Aim of the exercise: Please return the lines from the one containing "- toc-entry-page: 27: [852, 1199, 885, 1225]" through the one containing "- toc-entry-label: B.3.", both included, with every character unchanged.

### Input for this task

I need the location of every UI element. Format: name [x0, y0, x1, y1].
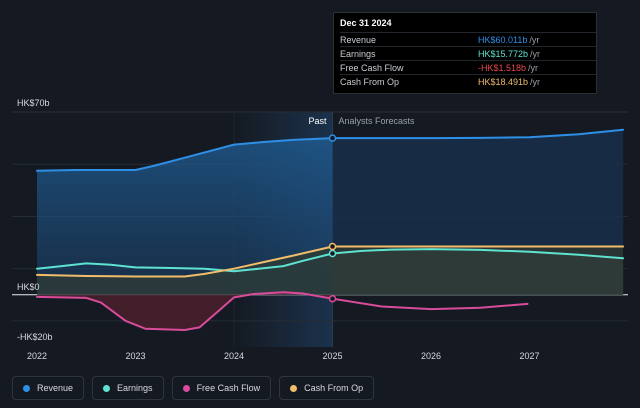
cash-from-op-area-past	[37, 246, 333, 295]
x-tick-label: 2027	[519, 351, 539, 361]
x-tick-label: 2026	[421, 351, 441, 361]
cash-from-op-marker	[328, 242, 337, 251]
tooltip-label: Cash From Op	[340, 76, 400, 87]
tooltip-row-revenue: Revenue HK$60.011b /yr	[340, 32, 596, 46]
legend-dot-icon	[290, 384, 298, 392]
tooltip-unit: /yr	[529, 34, 540, 45]
revenue-area-past	[37, 138, 333, 295]
legend-item-revenue[interactable]: Revenue	[12, 376, 85, 400]
legend-dot-icon	[182, 384, 190, 392]
legend: Revenue Earnings Free Cash Flow Cash Fro…	[12, 376, 375, 400]
x-tick-label: 2022	[27, 351, 47, 361]
legend-dot-icon	[103, 384, 111, 392]
y-axis-top-label: HK$70b	[17, 98, 50, 108]
free-cash-flow-marker	[328, 294, 337, 303]
analysts-forecasts-label: Analysts Forecasts	[339, 116, 416, 126]
tooltip-value: HK$18.491b	[478, 76, 529, 87]
legend-label: Cash From Op	[304, 383, 364, 393]
tooltip-date: Dec 31 2024	[340, 18, 392, 28]
tooltip-row-free-cash-flow: Free Cash Flow -HK$1.518b /yr	[340, 60, 596, 74]
earnings-marker	[328, 249, 337, 258]
chart: HK$70b HK$0 -HK$20b 2022 2023 2024 2025 2026 202…	[12, 98, 628, 361]
legend-item-free-cash-flow[interactable]: Free Cash Flow	[171, 376, 272, 400]
tooltip-label: Free Cash Flow	[340, 62, 404, 73]
legend-label: Revenue	[37, 383, 74, 393]
earnings-area-forecast	[332, 249, 624, 295]
tooltip-unit: /yr	[530, 48, 541, 59]
tooltip-value: HK$15.772b	[478, 48, 529, 59]
legend-label: Earnings	[117, 383, 153, 393]
y-axis-zero-label: HK$0	[17, 282, 40, 292]
legend-item-earnings[interactable]: Earnings	[92, 376, 164, 400]
tooltip-unit: /yr	[528, 62, 539, 73]
revenue-marker	[328, 134, 337, 142]
y-axis-bottom-label: -HK$20b	[17, 332, 53, 342]
legend-dot-icon	[23, 384, 30, 392]
cash-from-op-line	[36, 245, 625, 278]
tooltip-row-earnings: Earnings HK$15.772b /yr	[340, 46, 596, 60]
legend-label: Free Cash Flow	[196, 383, 261, 393]
x-tick-label: 2025	[322, 351, 342, 361]
tooltip-row-cash-from-op: Cash From Op HK$18.491b /yr	[340, 74, 596, 88]
x-tick-label: 2023	[125, 351, 145, 361]
tooltip-value: -HK$1.518b	[478, 62, 527, 73]
past-label: Past	[308, 116, 327, 126]
x-tick-label: 2024	[224, 351, 244, 361]
tooltip-label: Revenue	[340, 34, 377, 45]
legend-item-cash-from-op[interactable]: Cash From Op	[279, 376, 375, 400]
tooltip: Dec 31 2024 Revenue HK$60.011b /yr Earni…	[333, 12, 597, 94]
tooltip-label: Earnings	[340, 48, 376, 59]
revenue-line	[36, 128, 625, 172]
tooltip-unit: /yr	[530, 76, 541, 87]
tooltip-value: HK$60.011b	[478, 34, 528, 45]
free-cash-flow-line	[36, 291, 529, 331]
free-cash-flow-area-past	[37, 292, 333, 330]
earnings-line	[36, 248, 625, 273]
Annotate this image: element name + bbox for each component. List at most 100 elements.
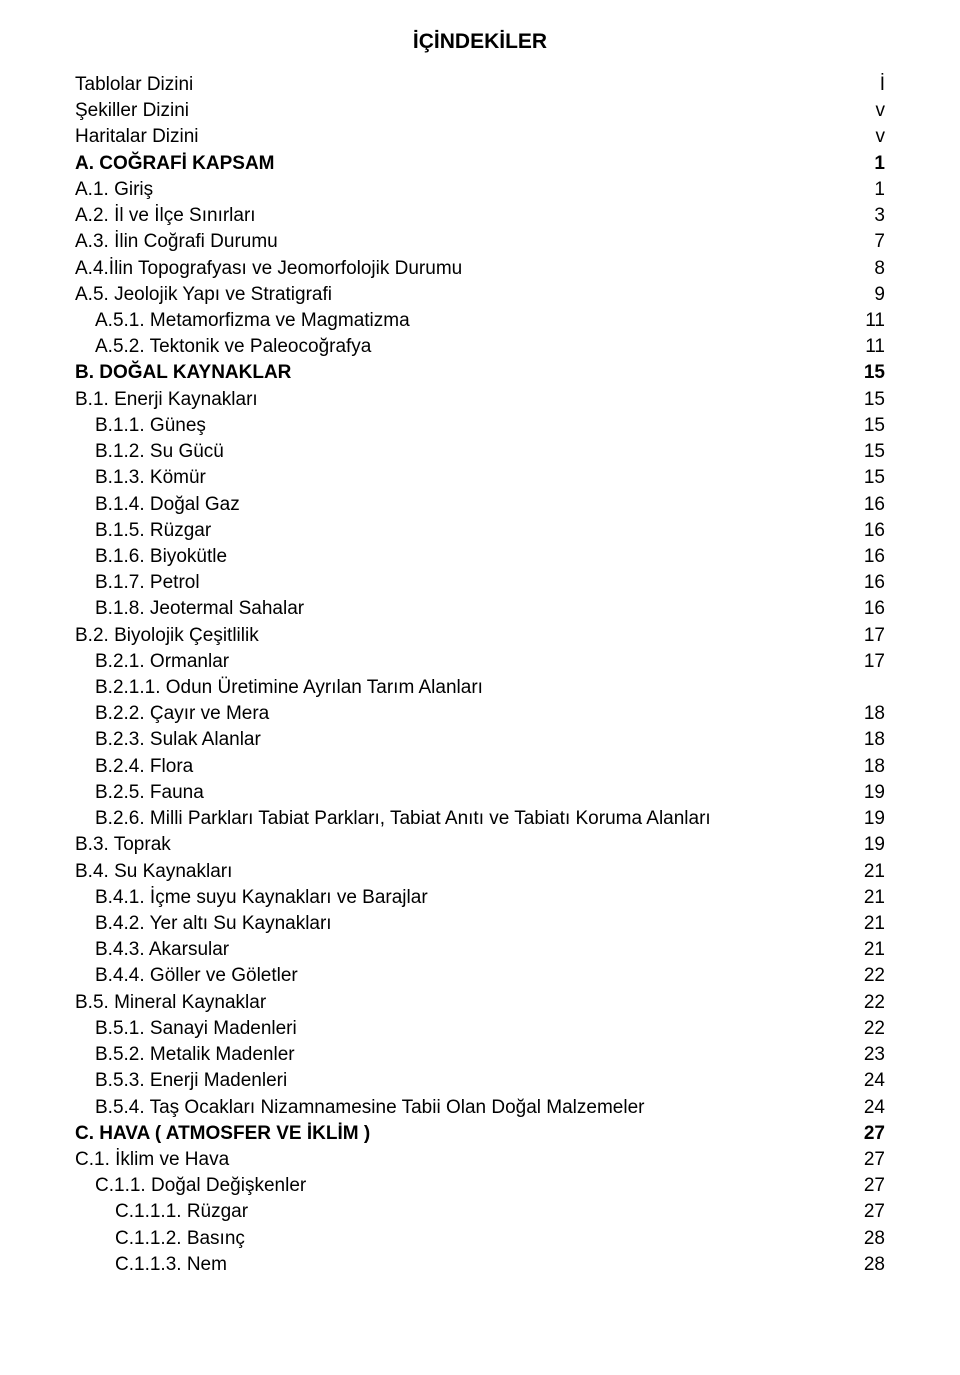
- toc-entry-page: 27: [852, 1199, 885, 1225]
- toc-entry-label: A.1. Giriş: [75, 177, 153, 203]
- toc-entry-page: 21: [852, 937, 885, 963]
- toc-entry-page: 16: [852, 518, 885, 544]
- toc-entry-label: B.2.4. Flora: [75, 754, 193, 780]
- toc-entry-page: 15: [852, 439, 885, 465]
- toc-entry-page: 27: [852, 1173, 885, 1199]
- toc-entry-page: 16: [852, 492, 885, 518]
- toc-entry-label: B.4.3. Akarsular: [75, 937, 229, 963]
- toc-entry-page: 27: [852, 1147, 885, 1173]
- toc-entry-label: C.1.1.3. Nem: [75, 1252, 227, 1278]
- toc-row: B.2.3. Sulak Alanlar18: [75, 727, 885, 753]
- toc-entry-label: C. HAVA ( ATMOSFER VE İKLİM ): [75, 1121, 370, 1147]
- toc-entry-label: B.5.1. Sanayi Madenleri: [75, 1016, 297, 1042]
- toc-row: B.1.3. Kömür15: [75, 465, 885, 491]
- toc-row: Şekiller Diziniv: [75, 98, 885, 124]
- toc-entry-page: 19: [852, 806, 885, 832]
- toc-row: Tablolar Dizini İ: [75, 72, 885, 98]
- toc-entry-label: A.5.2. Tektonik ve Paleocoğrafya: [75, 334, 371, 360]
- toc-entry-page: 18: [852, 701, 885, 727]
- toc-entry-label: Haritalar Dizini: [75, 124, 199, 150]
- toc-row: B.4. Su Kaynakları 21: [75, 859, 885, 885]
- toc-entry-label: A.5. Jeolojik Yapı ve Stratigrafi: [75, 282, 332, 308]
- toc-entry-page: 7: [862, 229, 885, 255]
- toc-row: B.5.2. Metalik Madenler 23: [75, 1042, 885, 1068]
- toc-entry-label: B.3. Toprak: [75, 832, 171, 858]
- toc-row: B.1.2. Su Gücü 15: [75, 439, 885, 465]
- toc-row: C.1.1.2. Basınç28: [75, 1226, 885, 1252]
- toc-entry-page: 27: [852, 1121, 885, 1147]
- toc-entry-page: v: [864, 98, 886, 124]
- toc-entry-label: B.2.2. Çayır ve Mera: [75, 701, 269, 727]
- toc-row: B.1. Enerji Kaynakları15: [75, 387, 885, 413]
- toc-entry-label: B.1.1. Güneş: [75, 413, 206, 439]
- toc-entry-page: 1: [862, 151, 885, 177]
- toc-entry-page: 19: [852, 780, 885, 806]
- toc-entry-page: 16: [852, 596, 885, 622]
- toc-entry-label: B.1. Enerji Kaynakları: [75, 387, 258, 413]
- toc-entry-page: 24: [852, 1068, 885, 1094]
- toc-row: C. HAVA ( ATMOSFER VE İKLİM ) 27: [75, 1121, 885, 1147]
- toc-entry-label: B.2.1.1. Odun Üretimine Ayrılan Tarım Al…: [75, 675, 483, 701]
- toc-entry-page: 24: [852, 1095, 885, 1121]
- toc-entry-page: 23: [852, 1042, 885, 1068]
- toc-row: B.1.7. Petrol16: [75, 570, 885, 596]
- toc-row: B.2.1.1. Odun Üretimine Ayrılan Tarım Al…: [75, 675, 885, 701]
- toc-entry-label: A.5.1. Metamorfizma ve Magmatizma: [75, 308, 410, 334]
- toc-entry-page: 28: [852, 1226, 885, 1252]
- toc-entry-label: B.2.1. Ormanlar: [75, 649, 229, 675]
- toc-entry-label: B.4.4. Göller ve Göletler: [75, 963, 298, 989]
- toc-entry-page: 3: [862, 203, 885, 229]
- toc-entry-label: A. COĞRAFİ KAPSAM: [75, 151, 275, 177]
- toc-entry-page: 22: [852, 990, 885, 1016]
- toc-entry-label: B.5. Mineral Kaynaklar: [75, 990, 266, 1016]
- toc-row: A. COĞRAFİ KAPSAM 1: [75, 151, 885, 177]
- toc-row: A.5.2. Tektonik ve Paleocoğrafya11: [75, 334, 885, 360]
- toc-row: B.4.2. Yer altı Su Kaynakları 21: [75, 911, 885, 937]
- toc-row: B.2.1. Ormanlar17: [75, 649, 885, 675]
- page-title: İÇİNDEKİLER: [75, 30, 885, 54]
- toc-row: B. DOĞAL KAYNAKLAR15: [75, 360, 885, 386]
- toc-entry-page: 17: [852, 623, 885, 649]
- toc-row: B.2. Biyolojik Çeşitlilik17: [75, 623, 885, 649]
- toc-entry-label: Tablolar Dizini: [75, 72, 193, 98]
- toc-entry-label: A.3. İlin Coğrafi Durumu: [75, 229, 278, 255]
- toc-entry-page: 28: [852, 1252, 885, 1278]
- toc-entry-label: B.5.3. Enerji Madenleri: [75, 1068, 287, 1094]
- toc-entry-page: İ: [868, 72, 885, 98]
- toc-entry-label: B. DOĞAL KAYNAKLAR: [75, 360, 291, 386]
- toc-entry-page: 22: [852, 1016, 885, 1042]
- toc-row: B.4.1. İçme suyu Kaynakları ve Barajlar 2…: [75, 885, 885, 911]
- toc-entry-page: 21: [852, 859, 885, 885]
- toc-entry-label: B.1.6. Biyokütle: [75, 544, 227, 570]
- toc-entry-label: B.5.2. Metalik Madenler: [75, 1042, 295, 1068]
- toc-entry-page: 1: [862, 177, 885, 203]
- toc-entry-label: B.4. Su Kaynakları: [75, 859, 232, 885]
- toc-entry-page: 21: [852, 885, 885, 911]
- toc-row: B.2.4. Flora 18: [75, 754, 885, 780]
- toc-entry-label: B.4.1. İçme suyu Kaynakları ve Barajlar: [75, 885, 428, 911]
- toc-row: C.1.1.3. Nem 28: [75, 1252, 885, 1278]
- toc-entry-page: v: [864, 124, 886, 150]
- toc-row: A.5.1. Metamorfizma ve Magmatizma 11: [75, 308, 885, 334]
- toc-row: C.1.1.1. Rüzgar27: [75, 1199, 885, 1225]
- toc-entry-label: B.5.4. Taş Ocakları Nizamnamesine Tabii …: [75, 1095, 644, 1121]
- toc-entry-label: B.1.4. Doğal Gaz: [75, 492, 240, 518]
- toc-entry-page: 19: [852, 832, 885, 858]
- toc-row: Haritalar Dizini v: [75, 124, 885, 150]
- toc-entry-label: B.4.2. Yer altı Su Kaynakları: [75, 911, 332, 937]
- toc-row: B.5.3. Enerji Madenleri 24: [75, 1068, 885, 1094]
- toc-row: B.4.4. Göller ve Göletler 22: [75, 963, 885, 989]
- toc-row: B.2.6. Milli Parkları Tabiat Parkları, T…: [75, 806, 885, 832]
- toc-row: B.1.6. Biyokütle 16: [75, 544, 885, 570]
- toc-row: B.4.3. Akarsular 21: [75, 937, 885, 963]
- toc-entry-page: 11: [853, 308, 885, 334]
- toc-entry-label: B.1.8. Jeotermal Sahalar: [75, 596, 304, 622]
- toc-entry-page: 16: [852, 544, 885, 570]
- toc-row: B.2.5. Fauna19: [75, 780, 885, 806]
- toc-entry-label: B.1.2. Su Gücü: [75, 439, 224, 465]
- toc-list: Tablolar Dizini İŞekiller DizinivHaritala…: [75, 72, 885, 1278]
- toc-entry-page: 18: [852, 754, 885, 780]
- toc-entry-label: C.1. İklim ve Hava: [75, 1147, 229, 1173]
- toc-entry-page: 21: [852, 911, 885, 937]
- toc-entry-page: 22: [852, 963, 885, 989]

######

Task solution:
- toc-entry-page: 27: [852, 1199, 885, 1225]
- toc-entry-label: A.1. Giriş: [75, 177, 153, 203]
- toc-entry-page: 21: [852, 937, 885, 963]
- toc-entry-page: 16: [852, 518, 885, 544]
- toc-entry-label: B.2.4. Flora: [75, 754, 193, 780]
- toc-entry-page: 15: [852, 439, 885, 465]
- toc-entry-page: 27: [852, 1173, 885, 1199]
- toc-entry-page: 16: [852, 492, 885, 518]
- toc-entry-label: B.4.3. Akarsular: [75, 937, 229, 963]
- toc-entry-page: 27: [852, 1147, 885, 1173]
- toc-entry-label: C.1.1.3. Nem: [75, 1252, 227, 1278]
- toc-row: B.2.3. Sulak Alanlar18: [75, 727, 885, 753]
- toc-entry-label: C. HAVA ( ATMOSFER VE İKLİM ): [75, 1121, 370, 1147]
- toc-entry-label: B.5.1. Sanayi Madenleri: [75, 1016, 297, 1042]
- toc-row: B.1.3. Kömür15: [75, 465, 885, 491]
- toc-row: Şekiller Diziniv: [75, 98, 885, 124]
- toc-entry-page: 19: [852, 806, 885, 832]
- toc-row: Tablolar Dizini İ: [75, 72, 885, 98]
- toc-entry-label: A.5.2. Tektonik ve Paleocoğrafya: [75, 334, 371, 360]
- toc-entry-page: 18: [852, 701, 885, 727]
- toc-entry-label: Haritalar Dizini: [75, 124, 199, 150]
- toc-row: B.4. Su Kaynakları 21: [75, 859, 885, 885]
- toc-entry-label: A.5. Jeolojik Yapı ve Stratigrafi: [75, 282, 332, 308]
- toc-entry-page: 7: [862, 229, 885, 255]
- toc-row: B.5.2. Metalik Madenler 23: [75, 1042, 885, 1068]
- toc-entry-label: B.3. Toprak: [75, 832, 171, 858]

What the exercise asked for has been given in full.